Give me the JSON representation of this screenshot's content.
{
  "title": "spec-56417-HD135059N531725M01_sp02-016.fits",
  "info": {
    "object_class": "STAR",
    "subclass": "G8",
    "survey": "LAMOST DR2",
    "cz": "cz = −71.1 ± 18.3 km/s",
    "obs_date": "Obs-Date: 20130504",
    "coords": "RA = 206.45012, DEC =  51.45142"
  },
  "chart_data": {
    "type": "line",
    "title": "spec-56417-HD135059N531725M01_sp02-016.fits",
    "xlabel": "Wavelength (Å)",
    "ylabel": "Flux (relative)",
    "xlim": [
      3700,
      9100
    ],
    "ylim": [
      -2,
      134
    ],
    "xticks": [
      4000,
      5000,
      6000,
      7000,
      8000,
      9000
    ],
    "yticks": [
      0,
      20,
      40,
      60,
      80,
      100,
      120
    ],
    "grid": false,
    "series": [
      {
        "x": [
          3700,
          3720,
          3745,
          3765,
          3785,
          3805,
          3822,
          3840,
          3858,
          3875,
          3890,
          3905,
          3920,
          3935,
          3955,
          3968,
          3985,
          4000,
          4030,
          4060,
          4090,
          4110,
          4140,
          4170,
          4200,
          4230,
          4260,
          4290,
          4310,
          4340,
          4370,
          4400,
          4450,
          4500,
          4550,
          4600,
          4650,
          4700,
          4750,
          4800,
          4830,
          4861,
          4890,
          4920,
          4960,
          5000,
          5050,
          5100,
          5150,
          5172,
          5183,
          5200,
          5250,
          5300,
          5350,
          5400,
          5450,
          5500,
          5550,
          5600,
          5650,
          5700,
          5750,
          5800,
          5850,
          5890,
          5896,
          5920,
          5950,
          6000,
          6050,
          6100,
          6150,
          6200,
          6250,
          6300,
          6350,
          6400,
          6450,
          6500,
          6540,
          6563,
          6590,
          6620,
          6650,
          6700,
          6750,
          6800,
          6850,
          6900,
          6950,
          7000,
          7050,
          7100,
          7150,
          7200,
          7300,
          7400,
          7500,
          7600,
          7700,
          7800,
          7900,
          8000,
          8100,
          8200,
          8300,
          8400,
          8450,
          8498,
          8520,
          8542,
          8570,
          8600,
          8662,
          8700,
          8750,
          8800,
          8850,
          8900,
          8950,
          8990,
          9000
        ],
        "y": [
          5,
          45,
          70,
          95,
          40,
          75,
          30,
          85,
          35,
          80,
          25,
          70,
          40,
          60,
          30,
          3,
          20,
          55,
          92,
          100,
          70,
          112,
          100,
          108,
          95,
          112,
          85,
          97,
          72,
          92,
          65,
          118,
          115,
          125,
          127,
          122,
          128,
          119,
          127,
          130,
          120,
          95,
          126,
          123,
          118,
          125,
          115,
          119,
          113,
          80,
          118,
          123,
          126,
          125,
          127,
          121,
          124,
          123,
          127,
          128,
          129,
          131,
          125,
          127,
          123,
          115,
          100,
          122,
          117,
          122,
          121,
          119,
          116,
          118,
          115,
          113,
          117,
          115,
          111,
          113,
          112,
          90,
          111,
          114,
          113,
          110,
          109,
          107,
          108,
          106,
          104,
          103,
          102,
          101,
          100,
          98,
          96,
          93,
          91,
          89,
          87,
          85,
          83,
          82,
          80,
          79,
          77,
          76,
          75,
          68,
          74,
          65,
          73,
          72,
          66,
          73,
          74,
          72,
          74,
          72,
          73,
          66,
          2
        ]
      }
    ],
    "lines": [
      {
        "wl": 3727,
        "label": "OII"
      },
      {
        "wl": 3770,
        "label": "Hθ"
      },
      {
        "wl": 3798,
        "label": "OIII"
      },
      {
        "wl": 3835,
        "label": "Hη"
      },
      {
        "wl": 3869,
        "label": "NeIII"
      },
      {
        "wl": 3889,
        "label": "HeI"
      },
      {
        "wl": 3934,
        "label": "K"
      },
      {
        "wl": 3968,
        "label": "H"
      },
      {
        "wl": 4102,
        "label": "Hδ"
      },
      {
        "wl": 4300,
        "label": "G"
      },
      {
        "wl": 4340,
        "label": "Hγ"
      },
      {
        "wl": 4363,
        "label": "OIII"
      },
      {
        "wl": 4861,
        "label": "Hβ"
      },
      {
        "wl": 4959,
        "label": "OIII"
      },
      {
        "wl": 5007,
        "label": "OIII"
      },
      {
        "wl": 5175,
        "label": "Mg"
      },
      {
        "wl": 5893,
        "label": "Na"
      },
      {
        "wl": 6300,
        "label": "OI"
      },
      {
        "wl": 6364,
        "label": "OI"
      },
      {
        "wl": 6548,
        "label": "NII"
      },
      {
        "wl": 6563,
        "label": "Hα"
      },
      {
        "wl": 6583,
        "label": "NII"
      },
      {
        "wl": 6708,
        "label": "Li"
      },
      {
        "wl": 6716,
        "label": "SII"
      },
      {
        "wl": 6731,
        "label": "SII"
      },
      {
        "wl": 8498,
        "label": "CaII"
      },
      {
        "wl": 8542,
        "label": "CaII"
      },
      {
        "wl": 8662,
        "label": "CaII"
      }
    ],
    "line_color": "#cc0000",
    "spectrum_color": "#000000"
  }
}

• • • • • • •

- _Work instructions_:
Select the lines from the entries that include the word "fits".

- _Response to the exercise_:
  "title": "spec-56417-HD135059N531725M01_sp02-016.fits",
    "title": "spec-56417-HD135059N531725M01_sp02-016.fits",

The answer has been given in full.